APPEAL FROM THE UNITED STATES DISTRICT COURT FOR THE DISTRICT OF PUERTO RICO. Hon. Juan M. Pérez-Giménez, U.S. District Judge.
Irma R. Valldejuli for appellant.
Monique T. Abrishami, with whom Rosa Emilia Rodríguez-Vélez, United States Attorney, Nelson Pérez-Sosa, Assistant United States Attorney, and Francisco A. Besosa-Martí nez, Assistant United States Attorney, were on brief, for appellee.
Before Lynch, Chief Judge, Howard and Kayatta, Circuit Judges.
LYNCH, Chief Judge.
━━━━━━━━━━━━━━━━━━━━━━━━━━━━━━
**JOB 1**
Answer these questions using the case header:
(a) Who appeared for the appellant?
(b) Which district judge's court is the appeal from?
(c) Which two circuit judges sat on the panel with Lynch?
━━━━━━━━━━━━━━━━━━━━━━━━━━━━━━
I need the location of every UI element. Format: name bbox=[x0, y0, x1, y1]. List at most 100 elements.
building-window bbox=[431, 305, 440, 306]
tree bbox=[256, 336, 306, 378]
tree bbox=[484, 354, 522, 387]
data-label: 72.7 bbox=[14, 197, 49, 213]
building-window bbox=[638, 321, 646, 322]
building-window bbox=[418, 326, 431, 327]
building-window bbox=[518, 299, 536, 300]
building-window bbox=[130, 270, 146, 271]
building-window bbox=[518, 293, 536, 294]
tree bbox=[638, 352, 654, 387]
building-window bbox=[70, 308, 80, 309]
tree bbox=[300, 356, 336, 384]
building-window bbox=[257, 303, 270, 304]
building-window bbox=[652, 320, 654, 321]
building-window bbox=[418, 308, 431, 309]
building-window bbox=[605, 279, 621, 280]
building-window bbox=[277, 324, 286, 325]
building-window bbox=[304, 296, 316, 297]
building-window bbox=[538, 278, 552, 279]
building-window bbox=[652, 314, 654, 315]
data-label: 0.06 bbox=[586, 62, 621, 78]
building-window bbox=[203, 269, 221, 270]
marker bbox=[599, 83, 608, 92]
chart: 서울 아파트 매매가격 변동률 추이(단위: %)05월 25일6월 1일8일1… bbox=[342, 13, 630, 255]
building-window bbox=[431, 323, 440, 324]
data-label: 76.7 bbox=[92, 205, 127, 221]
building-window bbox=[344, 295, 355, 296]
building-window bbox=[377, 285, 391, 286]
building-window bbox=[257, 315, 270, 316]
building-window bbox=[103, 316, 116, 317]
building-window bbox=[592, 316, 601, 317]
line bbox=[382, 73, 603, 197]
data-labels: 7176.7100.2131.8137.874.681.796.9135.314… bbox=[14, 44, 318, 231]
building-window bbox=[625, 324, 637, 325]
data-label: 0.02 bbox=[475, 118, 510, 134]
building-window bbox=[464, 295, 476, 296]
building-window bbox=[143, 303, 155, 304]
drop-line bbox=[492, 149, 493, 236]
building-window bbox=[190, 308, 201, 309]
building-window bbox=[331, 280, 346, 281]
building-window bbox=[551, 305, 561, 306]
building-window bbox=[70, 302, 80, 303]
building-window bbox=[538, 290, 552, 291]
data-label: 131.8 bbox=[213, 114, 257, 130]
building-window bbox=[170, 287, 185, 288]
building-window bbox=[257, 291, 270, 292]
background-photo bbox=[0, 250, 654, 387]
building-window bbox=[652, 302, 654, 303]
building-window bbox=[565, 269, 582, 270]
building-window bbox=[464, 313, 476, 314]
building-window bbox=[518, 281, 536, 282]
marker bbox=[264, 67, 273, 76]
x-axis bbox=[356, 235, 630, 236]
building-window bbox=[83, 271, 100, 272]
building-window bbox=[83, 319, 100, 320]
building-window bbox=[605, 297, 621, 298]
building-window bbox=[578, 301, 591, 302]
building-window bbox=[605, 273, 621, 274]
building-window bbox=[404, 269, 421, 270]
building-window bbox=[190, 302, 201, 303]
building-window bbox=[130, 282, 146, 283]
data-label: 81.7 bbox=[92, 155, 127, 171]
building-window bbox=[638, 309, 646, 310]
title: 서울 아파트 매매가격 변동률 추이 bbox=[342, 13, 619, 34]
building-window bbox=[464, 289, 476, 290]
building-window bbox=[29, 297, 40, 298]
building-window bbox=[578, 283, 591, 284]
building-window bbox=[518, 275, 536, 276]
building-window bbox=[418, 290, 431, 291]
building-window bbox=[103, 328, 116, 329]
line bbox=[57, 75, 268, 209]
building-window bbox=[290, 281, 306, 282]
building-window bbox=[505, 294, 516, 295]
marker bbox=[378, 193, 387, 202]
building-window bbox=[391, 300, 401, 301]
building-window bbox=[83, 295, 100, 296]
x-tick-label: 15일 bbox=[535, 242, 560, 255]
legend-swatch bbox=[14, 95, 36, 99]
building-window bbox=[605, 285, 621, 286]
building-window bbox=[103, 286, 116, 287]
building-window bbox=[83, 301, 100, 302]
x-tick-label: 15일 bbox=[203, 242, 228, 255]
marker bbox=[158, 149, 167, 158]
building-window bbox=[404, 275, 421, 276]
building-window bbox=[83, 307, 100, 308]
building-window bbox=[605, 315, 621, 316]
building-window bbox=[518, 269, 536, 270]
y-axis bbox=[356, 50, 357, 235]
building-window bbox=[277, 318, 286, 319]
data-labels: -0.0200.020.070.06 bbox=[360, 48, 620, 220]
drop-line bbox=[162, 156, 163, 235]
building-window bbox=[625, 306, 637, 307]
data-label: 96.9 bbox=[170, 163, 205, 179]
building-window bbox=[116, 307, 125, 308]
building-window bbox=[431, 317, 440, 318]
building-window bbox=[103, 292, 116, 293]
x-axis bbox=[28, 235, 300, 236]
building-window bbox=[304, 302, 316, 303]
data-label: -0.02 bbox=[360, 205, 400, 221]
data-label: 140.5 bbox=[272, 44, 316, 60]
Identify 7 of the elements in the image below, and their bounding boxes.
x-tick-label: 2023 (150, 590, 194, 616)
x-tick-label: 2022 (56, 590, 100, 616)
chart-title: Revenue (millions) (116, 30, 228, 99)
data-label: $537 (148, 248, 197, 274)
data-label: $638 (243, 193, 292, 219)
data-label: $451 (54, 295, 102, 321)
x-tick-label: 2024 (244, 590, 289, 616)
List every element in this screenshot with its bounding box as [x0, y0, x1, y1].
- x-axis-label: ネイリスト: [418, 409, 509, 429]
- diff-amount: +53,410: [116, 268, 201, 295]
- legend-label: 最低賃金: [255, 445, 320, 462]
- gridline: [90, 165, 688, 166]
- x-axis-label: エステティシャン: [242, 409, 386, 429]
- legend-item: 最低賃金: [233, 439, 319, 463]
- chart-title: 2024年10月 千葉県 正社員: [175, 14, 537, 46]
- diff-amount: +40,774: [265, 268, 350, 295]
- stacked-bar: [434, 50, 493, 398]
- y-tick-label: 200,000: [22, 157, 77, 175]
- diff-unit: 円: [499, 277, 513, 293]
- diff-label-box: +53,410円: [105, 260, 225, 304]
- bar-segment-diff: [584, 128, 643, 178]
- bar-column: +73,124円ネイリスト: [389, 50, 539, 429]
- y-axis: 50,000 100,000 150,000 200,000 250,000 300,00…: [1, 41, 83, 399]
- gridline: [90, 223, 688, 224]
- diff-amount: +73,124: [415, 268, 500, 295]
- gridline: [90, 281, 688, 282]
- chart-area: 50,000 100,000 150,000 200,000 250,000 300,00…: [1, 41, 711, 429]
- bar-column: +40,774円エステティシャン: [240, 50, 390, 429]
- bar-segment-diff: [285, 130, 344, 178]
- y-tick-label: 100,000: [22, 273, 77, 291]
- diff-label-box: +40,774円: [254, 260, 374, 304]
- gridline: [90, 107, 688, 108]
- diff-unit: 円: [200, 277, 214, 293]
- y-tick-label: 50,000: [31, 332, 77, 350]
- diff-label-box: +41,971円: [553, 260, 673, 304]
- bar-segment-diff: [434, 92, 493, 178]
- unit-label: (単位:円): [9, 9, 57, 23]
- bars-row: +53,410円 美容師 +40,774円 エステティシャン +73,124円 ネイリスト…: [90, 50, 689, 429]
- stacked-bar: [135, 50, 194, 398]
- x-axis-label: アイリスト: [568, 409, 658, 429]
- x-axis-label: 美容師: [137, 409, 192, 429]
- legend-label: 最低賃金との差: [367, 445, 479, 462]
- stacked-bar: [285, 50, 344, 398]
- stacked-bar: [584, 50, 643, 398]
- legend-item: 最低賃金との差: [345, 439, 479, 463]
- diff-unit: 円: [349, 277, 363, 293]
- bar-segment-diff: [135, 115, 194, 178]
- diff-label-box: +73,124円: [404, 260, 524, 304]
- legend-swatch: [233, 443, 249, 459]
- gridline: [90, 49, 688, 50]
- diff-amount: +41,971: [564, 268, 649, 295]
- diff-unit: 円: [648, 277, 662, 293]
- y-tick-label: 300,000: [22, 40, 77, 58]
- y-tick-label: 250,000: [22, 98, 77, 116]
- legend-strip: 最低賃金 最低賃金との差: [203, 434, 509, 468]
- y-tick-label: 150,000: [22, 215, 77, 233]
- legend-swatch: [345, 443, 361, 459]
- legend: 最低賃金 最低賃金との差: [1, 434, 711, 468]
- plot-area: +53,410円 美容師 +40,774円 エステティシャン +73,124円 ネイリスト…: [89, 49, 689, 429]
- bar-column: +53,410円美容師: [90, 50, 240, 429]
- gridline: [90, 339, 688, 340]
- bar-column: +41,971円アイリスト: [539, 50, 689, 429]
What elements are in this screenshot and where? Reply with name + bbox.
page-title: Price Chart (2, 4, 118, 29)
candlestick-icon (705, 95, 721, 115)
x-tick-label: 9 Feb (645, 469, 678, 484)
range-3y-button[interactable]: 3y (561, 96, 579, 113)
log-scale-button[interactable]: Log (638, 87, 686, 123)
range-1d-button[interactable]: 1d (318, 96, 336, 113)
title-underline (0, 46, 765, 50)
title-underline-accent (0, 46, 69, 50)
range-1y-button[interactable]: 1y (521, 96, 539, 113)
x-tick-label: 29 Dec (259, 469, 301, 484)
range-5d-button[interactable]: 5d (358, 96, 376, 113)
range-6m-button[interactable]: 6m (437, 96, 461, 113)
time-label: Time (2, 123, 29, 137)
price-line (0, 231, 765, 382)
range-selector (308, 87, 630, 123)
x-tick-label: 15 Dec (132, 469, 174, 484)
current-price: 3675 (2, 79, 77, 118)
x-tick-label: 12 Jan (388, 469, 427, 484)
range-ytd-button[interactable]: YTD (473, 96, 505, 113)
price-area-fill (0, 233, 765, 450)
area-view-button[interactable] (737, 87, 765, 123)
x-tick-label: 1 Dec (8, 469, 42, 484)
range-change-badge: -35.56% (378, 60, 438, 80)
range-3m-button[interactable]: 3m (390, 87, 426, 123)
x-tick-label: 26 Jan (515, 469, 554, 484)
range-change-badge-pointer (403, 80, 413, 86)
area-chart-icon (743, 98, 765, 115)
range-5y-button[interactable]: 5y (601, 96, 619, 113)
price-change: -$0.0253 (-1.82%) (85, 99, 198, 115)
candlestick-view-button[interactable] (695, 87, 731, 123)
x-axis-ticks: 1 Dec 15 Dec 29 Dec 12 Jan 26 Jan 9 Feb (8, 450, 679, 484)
━━━━━━━━━━━━━━━━━━━━━━━━━━━━━━
**JOB 2**
Lay out the entries from their first line through the line holding "building-window bbox=[638, 321, 646, 322]", both included, as a Markdown table with the columns Row and Line, leaving out any blank lines.

**COMPLETE ANSWER 1**
(a) Irma R. Valldejuli
(b) Hon. Juan M. Pérez-Giménez
(c) Howard and Kayatta

**COMPLETE ANSWER 2**
| Row | Line |
|---|---|
| 1 | I need the location of every UI element. Format: name bbox=[x0, y0, x1, y1]. List at most 100 elements. |
| 2 | building-window bbox=[431, 305, 440, 306] |
| 3 | tree bbox=[256, 336, 306, 378] |
| 4 | tree bbox=[484, 354, 522, 387] |
| 5 | data-label: 72.7 bbox=[14, 197, 49, 213] |
| 6 | building-window bbox=[638, 321, 646, 322] |